> Aim of the task:
Find every line with the word "name". Copy those lines.

> Data extract:
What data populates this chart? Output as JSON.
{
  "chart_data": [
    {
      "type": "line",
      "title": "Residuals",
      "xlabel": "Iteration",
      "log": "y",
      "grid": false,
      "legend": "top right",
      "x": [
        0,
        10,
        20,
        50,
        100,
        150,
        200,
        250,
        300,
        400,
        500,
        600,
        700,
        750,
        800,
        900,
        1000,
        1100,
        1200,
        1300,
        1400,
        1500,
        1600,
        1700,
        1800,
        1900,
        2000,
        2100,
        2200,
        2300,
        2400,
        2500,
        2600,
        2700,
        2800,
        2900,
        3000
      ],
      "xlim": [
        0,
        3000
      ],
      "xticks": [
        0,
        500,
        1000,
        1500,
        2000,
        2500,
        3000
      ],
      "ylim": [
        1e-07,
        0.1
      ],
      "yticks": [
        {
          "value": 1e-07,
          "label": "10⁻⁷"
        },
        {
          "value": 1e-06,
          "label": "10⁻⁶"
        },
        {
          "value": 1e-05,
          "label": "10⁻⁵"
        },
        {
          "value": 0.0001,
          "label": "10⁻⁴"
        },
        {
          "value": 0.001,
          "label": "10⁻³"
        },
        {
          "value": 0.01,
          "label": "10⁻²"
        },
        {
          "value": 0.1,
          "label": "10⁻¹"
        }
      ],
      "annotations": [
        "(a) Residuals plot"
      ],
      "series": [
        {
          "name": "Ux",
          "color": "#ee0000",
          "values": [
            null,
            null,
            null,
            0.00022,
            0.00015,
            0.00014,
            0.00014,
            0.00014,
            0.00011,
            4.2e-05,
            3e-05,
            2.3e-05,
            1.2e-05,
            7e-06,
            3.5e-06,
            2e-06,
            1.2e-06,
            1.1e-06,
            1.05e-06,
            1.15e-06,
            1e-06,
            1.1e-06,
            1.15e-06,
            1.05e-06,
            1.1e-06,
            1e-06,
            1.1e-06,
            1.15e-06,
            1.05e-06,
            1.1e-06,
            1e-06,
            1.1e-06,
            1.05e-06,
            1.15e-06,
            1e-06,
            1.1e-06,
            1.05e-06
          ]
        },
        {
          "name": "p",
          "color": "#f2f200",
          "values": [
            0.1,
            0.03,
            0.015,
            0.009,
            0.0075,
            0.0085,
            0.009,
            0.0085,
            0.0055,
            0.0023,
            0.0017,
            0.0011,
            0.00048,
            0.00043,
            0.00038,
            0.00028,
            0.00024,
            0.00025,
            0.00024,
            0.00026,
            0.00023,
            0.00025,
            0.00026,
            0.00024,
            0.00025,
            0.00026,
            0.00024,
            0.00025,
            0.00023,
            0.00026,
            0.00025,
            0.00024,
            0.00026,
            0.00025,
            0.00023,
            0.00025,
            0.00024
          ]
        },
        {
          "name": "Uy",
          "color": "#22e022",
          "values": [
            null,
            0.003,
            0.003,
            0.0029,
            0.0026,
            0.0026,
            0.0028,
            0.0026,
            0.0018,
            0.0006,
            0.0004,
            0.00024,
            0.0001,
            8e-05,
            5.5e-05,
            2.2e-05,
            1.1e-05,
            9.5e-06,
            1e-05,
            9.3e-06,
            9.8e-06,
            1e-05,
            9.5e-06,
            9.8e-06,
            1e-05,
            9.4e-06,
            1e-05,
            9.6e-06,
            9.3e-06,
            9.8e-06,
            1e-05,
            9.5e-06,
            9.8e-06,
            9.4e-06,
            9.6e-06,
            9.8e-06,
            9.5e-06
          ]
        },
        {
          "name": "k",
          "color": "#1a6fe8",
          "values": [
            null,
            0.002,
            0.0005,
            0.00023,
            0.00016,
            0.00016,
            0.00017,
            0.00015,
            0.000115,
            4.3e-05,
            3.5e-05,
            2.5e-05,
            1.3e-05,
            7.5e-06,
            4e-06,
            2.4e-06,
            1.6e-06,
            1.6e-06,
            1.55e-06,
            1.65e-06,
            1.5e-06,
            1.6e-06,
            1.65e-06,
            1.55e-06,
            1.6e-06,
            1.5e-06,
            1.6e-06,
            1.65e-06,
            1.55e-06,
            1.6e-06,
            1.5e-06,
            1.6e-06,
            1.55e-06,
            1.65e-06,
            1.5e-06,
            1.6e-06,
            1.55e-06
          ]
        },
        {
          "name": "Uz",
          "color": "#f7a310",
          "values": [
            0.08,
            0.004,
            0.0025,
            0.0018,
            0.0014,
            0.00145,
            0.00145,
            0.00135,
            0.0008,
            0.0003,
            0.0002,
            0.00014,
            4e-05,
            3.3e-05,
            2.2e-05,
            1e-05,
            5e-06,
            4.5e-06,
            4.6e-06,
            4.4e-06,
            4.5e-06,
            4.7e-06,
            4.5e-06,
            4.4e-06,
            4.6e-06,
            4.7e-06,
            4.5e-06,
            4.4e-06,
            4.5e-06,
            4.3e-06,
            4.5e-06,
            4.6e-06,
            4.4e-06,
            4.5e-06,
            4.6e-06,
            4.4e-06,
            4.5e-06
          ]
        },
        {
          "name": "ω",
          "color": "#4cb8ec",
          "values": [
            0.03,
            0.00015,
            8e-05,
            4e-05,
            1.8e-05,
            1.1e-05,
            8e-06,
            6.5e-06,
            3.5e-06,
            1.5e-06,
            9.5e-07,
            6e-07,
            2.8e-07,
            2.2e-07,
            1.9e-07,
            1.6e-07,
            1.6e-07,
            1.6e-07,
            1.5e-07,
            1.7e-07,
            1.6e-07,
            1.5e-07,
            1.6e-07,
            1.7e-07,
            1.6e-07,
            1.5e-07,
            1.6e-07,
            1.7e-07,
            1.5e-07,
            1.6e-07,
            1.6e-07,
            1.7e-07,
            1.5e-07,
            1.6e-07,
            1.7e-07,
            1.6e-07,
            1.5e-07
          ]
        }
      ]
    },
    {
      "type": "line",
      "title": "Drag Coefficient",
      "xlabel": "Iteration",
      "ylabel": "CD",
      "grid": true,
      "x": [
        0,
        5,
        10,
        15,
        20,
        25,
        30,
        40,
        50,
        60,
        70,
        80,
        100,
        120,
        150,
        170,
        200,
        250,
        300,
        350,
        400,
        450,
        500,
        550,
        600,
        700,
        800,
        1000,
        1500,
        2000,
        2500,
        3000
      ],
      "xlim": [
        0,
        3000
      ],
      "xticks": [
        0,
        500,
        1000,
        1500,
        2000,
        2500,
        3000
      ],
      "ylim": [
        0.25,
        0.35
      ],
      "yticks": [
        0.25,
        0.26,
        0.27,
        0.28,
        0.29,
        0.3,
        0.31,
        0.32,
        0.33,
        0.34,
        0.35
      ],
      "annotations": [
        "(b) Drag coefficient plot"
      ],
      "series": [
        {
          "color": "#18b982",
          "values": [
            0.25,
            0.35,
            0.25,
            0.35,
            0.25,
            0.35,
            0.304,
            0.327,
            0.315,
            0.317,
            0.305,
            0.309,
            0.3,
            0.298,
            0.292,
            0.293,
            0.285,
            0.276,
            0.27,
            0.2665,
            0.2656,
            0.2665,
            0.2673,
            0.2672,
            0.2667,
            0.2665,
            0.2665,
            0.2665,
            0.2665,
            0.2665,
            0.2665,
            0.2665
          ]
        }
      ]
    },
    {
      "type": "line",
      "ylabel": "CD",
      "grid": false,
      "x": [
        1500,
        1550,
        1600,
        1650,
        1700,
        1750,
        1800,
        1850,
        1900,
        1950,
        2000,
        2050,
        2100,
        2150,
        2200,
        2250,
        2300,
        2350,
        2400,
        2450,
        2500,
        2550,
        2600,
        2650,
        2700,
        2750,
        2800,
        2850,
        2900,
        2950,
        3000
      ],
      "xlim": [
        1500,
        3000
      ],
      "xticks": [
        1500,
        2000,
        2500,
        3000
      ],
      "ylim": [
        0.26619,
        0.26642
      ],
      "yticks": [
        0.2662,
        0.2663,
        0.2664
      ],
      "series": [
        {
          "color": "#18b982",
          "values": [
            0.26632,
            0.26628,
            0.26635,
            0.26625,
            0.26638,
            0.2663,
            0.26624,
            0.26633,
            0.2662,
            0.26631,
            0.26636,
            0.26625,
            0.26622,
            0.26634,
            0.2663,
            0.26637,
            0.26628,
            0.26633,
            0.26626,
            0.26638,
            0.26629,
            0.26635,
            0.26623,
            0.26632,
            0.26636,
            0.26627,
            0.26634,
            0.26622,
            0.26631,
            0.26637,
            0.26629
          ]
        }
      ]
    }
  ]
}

> Output:
          "name": "Ux",
          "name": "p",
          "name": "Uy",
          "name": "k",
          "name": "Uz",
          "name": "ω",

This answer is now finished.